▶ To do
Search the records below for the word "structured" and show every line where it occurs.
-=-=-
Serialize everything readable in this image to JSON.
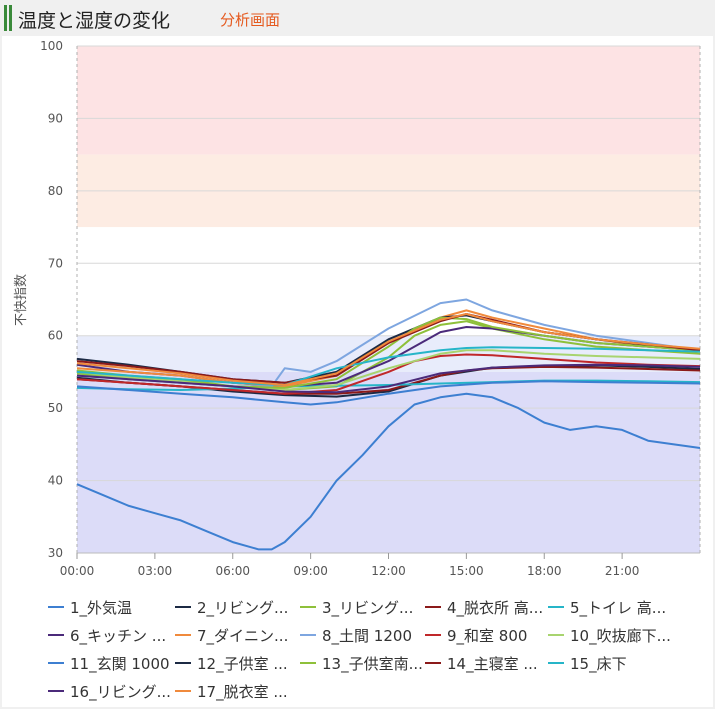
{
  "header": {
    "title": "温度と湿度の変化",
    "subtitle": "分析画面"
  },
  "chart_data": {
    "type": "line",
    "ylabel": "不快指数",
    "ylim": [
      30,
      100
    ],
    "yticks": [
      30,
      40,
      50,
      60,
      70,
      80,
      90,
      100
    ],
    "xlim": [
      0,
      24
    ],
    "xticks": [
      0,
      3,
      6,
      9,
      12,
      15,
      18,
      21
    ],
    "xtick_labels": [
      "00:00",
      "03:00",
      "06:00",
      "09:00",
      "12:00",
      "15:00",
      "18:00",
      "21:00"
    ],
    "grid": true,
    "bands": [
      {
        "from": 85,
        "to": 100,
        "color": "#fde3e4"
      },
      {
        "from": 75,
        "to": 85,
        "color": "#fdece3"
      },
      {
        "from": 55,
        "to": 60,
        "color": "#e8ecfb"
      },
      {
        "from": 30,
        "to": 55,
        "color": "#dcdcf8"
      }
    ],
    "legend_position": "bottom",
    "series": [
      {
        "name": "1_外気温",
        "color": "#3d7fd1",
        "x": [
          0,
          1,
          2,
          3,
          4,
          5,
          6,
          7,
          7.5,
          8,
          9,
          10,
          11,
          12,
          13,
          14,
          15,
          16,
          17,
          18,
          19,
          20,
          21,
          22,
          23,
          24
        ],
        "y": [
          39.5,
          38,
          36.5,
          35.5,
          34.5,
          33,
          31.5,
          30.5,
          30.5,
          31.5,
          35,
          40,
          43.5,
          47.5,
          50.5,
          51.5,
          52,
          51.5,
          50,
          48,
          47,
          47.5,
          47,
          45.5,
          45,
          44.5
        ]
      },
      {
        "name": "2_リビング...",
        "color": "#1c2a44",
        "x": [
          0,
          2,
          4,
          6,
          8,
          10,
          12,
          14,
          16,
          18,
          20,
          22,
          24
        ],
        "y": [
          54.2,
          53.5,
          53,
          52.3,
          51.8,
          51.6,
          52.3,
          54.5,
          55.6,
          55.8,
          55.9,
          55.7,
          55.4
        ]
      },
      {
        "name": "3_リビング...",
        "color": "#8ec03a",
        "x": [
          0,
          2,
          4,
          6,
          8,
          10,
          12,
          13,
          14,
          15,
          16,
          18,
          20,
          22,
          24
        ],
        "y": [
          54.8,
          54,
          53.5,
          53,
          52.5,
          53,
          57,
          60,
          61.5,
          62,
          61,
          59.5,
          58.5,
          58,
          57.5
        ]
      },
      {
        "name": "4_脱衣所 高...",
        "color": "#8b1a1a",
        "x": [
          0,
          2,
          4,
          6,
          8,
          10,
          12,
          13,
          14,
          15,
          16,
          18,
          20,
          22,
          24
        ],
        "y": [
          54,
          53.5,
          53,
          52.5,
          52,
          52,
          52.5,
          53.5,
          54.5,
          55.2,
          55.5,
          55.7,
          55.6,
          55.4,
          55.2
        ]
      },
      {
        "name": "5_トイレ 高...",
        "color": "#26b5c8",
        "x": [
          0,
          2,
          4,
          6,
          8,
          10,
          12,
          14,
          16,
          18,
          20,
          22,
          24
        ],
        "y": [
          52.8,
          52.6,
          52.5,
          52.7,
          53,
          53.1,
          53.2,
          53.4,
          53.6,
          53.8,
          53.8,
          53.7,
          53.6
        ]
      },
      {
        "name": "6_キッチン ...",
        "color": "#4b2a7a",
        "x": [
          0,
          2,
          4,
          6,
          8,
          10,
          12,
          14,
          15,
          16,
          18,
          20,
          22,
          24
        ],
        "y": [
          56,
          55,
          54.5,
          53.5,
          53,
          53.5,
          56.5,
          60.5,
          61.2,
          61,
          60,
          59,
          58.5,
          58
        ]
      },
      {
        "name": "7_ダイニン...",
        "color": "#f08a3c",
        "x": [
          0,
          2,
          4,
          6,
          8,
          10,
          12,
          14,
          15,
          16,
          18,
          20,
          22,
          24
        ],
        "y": [
          55.5,
          55,
          54.5,
          53.5,
          53,
          54.5,
          59,
          62.5,
          63.5,
          62.5,
          61,
          59.5,
          58.5,
          58
        ]
      },
      {
        "name": "8_土間 1200",
        "color": "#7ea6e0",
        "x": [
          0,
          2,
          4,
          6,
          7.5,
          8,
          9,
          10,
          12,
          14,
          15,
          16,
          18,
          20,
          22,
          24
        ],
        "y": [
          54.5,
          54,
          53.5,
          53,
          53,
          55.5,
          55,
          56.5,
          61,
          64.5,
          65,
          63.5,
          61.5,
          60,
          59,
          58
        ]
      },
      {
        "name": "9_和室 800",
        "color": "#c0282a",
        "x": [
          0,
          2,
          4,
          6,
          8,
          10,
          12,
          13,
          14,
          15,
          16,
          18,
          20,
          22,
          24
        ],
        "y": [
          54,
          53.5,
          53,
          52.5,
          52,
          52.5,
          55,
          56.5,
          57.2,
          57.4,
          57.3,
          56.8,
          56.3,
          56,
          55.8
        ]
      },
      {
        "name": "10_吹抜廊下...",
        "color": "#a8d46f",
        "x": [
          0,
          2,
          4,
          6,
          8,
          10,
          12,
          14,
          15,
          16,
          18,
          20,
          22,
          24
        ],
        "y": [
          55,
          54.2,
          53.8,
          53,
          52.5,
          53.2,
          55.5,
          57.5,
          58,
          58,
          57.5,
          57.2,
          57,
          56.8
        ]
      },
      {
        "name": "11_玄関 1000",
        "color": "#3d7fd1",
        "x": [
          0,
          2,
          4,
          6,
          8,
          9,
          10,
          12,
          14,
          16,
          18,
          20,
          22,
          24
        ],
        "y": [
          53,
          52.5,
          52,
          51.5,
          50.8,
          50.5,
          50.8,
          52,
          53,
          53.5,
          53.7,
          53.6,
          53.5,
          53.4
        ]
      },
      {
        "name": "12_子供室 ...",
        "color": "#1c2a44",
        "x": [
          0,
          2,
          4,
          6,
          8,
          10,
          12,
          14,
          15,
          16,
          18,
          20,
          22,
          24
        ],
        "y": [
          56.8,
          56,
          55,
          54,
          53.5,
          55,
          59.5,
          62.5,
          62.8,
          62,
          60.5,
          59.5,
          58.7,
          58
        ]
      },
      {
        "name": "13_子供室南...",
        "color": "#8ec03a",
        "x": [
          0,
          2,
          4,
          6,
          8,
          10,
          12,
          13,
          14,
          15,
          16,
          18,
          20,
          22,
          24
        ],
        "y": [
          55.2,
          54.5,
          54,
          53,
          52.8,
          54,
          58.5,
          61,
          62.5,
          62.3,
          61.2,
          60,
          59,
          58.5,
          58
        ]
      },
      {
        "name": "14_主寝室 ...",
        "color": "#8b1a1a",
        "x": [
          0,
          2,
          4,
          6,
          8,
          10,
          12,
          14,
          15,
          16,
          18,
          20,
          22,
          24
        ],
        "y": [
          56.5,
          55.8,
          55,
          54,
          53.5,
          54.5,
          59,
          62,
          63,
          62.2,
          60.5,
          59.5,
          58.8,
          58
        ]
      },
      {
        "name": "15_床下",
        "color": "#26b5c8",
        "x": [
          0,
          2,
          4,
          6,
          8,
          10,
          12,
          14,
          15,
          16,
          18,
          20,
          22,
          24
        ],
        "y": [
          55,
          54.5,
          54,
          53.5,
          53.2,
          55.5,
          57,
          58,
          58.3,
          58.4,
          58.3,
          58.2,
          58,
          57.8
        ]
      },
      {
        "name": "16_リビング...",
        "color": "#4b2a7a",
        "x": [
          0,
          2,
          4,
          6,
          8,
          10,
          12,
          14,
          16,
          18,
          20,
          22,
          24
        ],
        "y": [
          54.5,
          54,
          53.5,
          53,
          52.3,
          52.2,
          53,
          54.8,
          55.6,
          55.9,
          56,
          55.9,
          55.7
        ]
      },
      {
        "name": "17_脱衣室 ...",
        "color": "#f08a3c",
        "x": [
          0,
          2,
          4,
          6,
          8,
          10,
          12,
          14,
          15,
          16,
          18,
          20,
          22,
          24
        ],
        "y": [
          56.2,
          55.5,
          54.8,
          53.8,
          53.2,
          54.8,
          59.2,
          62.2,
          63,
          62,
          60.5,
          59.5,
          58.8,
          58.2
        ]
      }
    ]
  }
}
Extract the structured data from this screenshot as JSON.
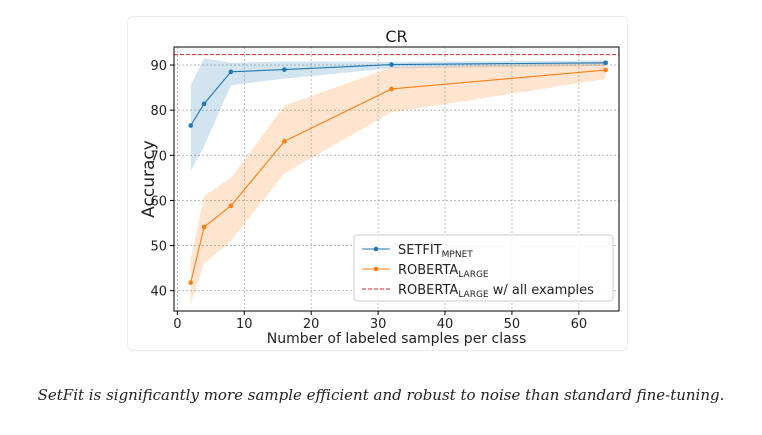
{
  "chart_data": {
    "type": "line",
    "title": "CR",
    "xlabel": "Number of labeled samples per class",
    "ylabel": "Accuracy",
    "xlim": [
      -0.5,
      66
    ],
    "ylim": [
      35.5,
      94
    ],
    "xticks": [
      0,
      10,
      20,
      30,
      40,
      50,
      60
    ],
    "yticks": [
      40,
      50,
      60,
      70,
      80,
      90
    ],
    "grid": true,
    "legend_position": "lower-right",
    "series": [
      {
        "name": "SETFIT",
        "name_sub": "MPNET",
        "color": "#1f77b4",
        "x": [
          2,
          4,
          8,
          16,
          32,
          64
        ],
        "y": [
          76.6,
          81.4,
          88.5,
          89.0,
          90.1,
          90.5
        ],
        "lower": [
          66.5,
          72.0,
          85.5,
          87.0,
          89.3,
          89.8
        ],
        "upper": [
          85.5,
          91.5,
          90.5,
          90.8,
          90.7,
          91.0
        ]
      },
      {
        "name": "ROBERTA",
        "name_sub": "LARGE",
        "color": "#ff7f0e",
        "x": [
          2,
          4,
          8,
          16,
          32,
          64
        ],
        "y": [
          41.8,
          54.1,
          58.8,
          73.1,
          84.7,
          88.9
        ],
        "lower": [
          37.0,
          46.0,
          51.0,
          66.0,
          79.5,
          86.9
        ],
        "upper": [
          47.0,
          61.0,
          65.0,
          81.0,
          89.5,
          90.5
        ]
      }
    ],
    "reference_line": {
      "name": "ROBERTA",
      "name_sub": "LARGE",
      "name_suffix": " w/ all examples",
      "y": 92.3,
      "color": "#d62728"
    }
  },
  "caption": "SetFit is significantly more sample efficient and robust to noise than standard fine-tuning."
}
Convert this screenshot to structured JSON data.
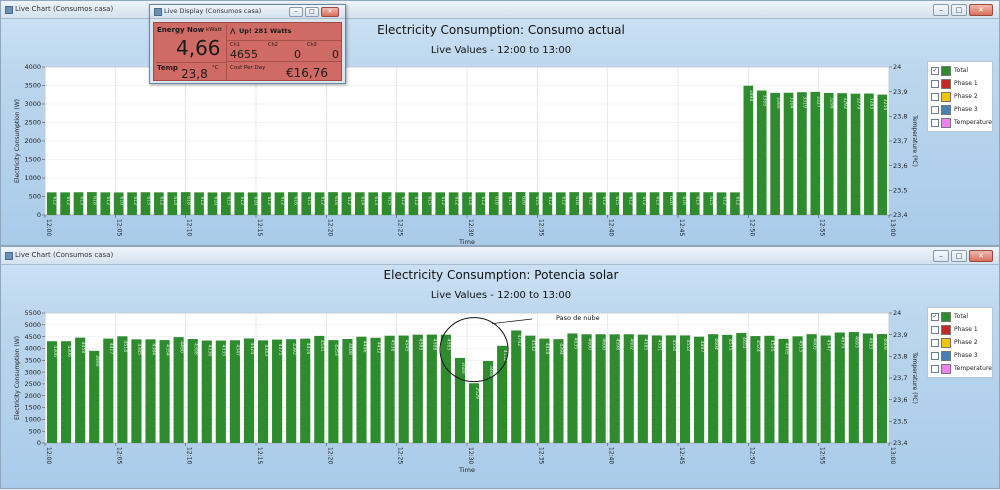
-=-=-
▶ Completed task
Extract the structured data from this screenshot as JSON.
Convert this screenshot to structured JSON data.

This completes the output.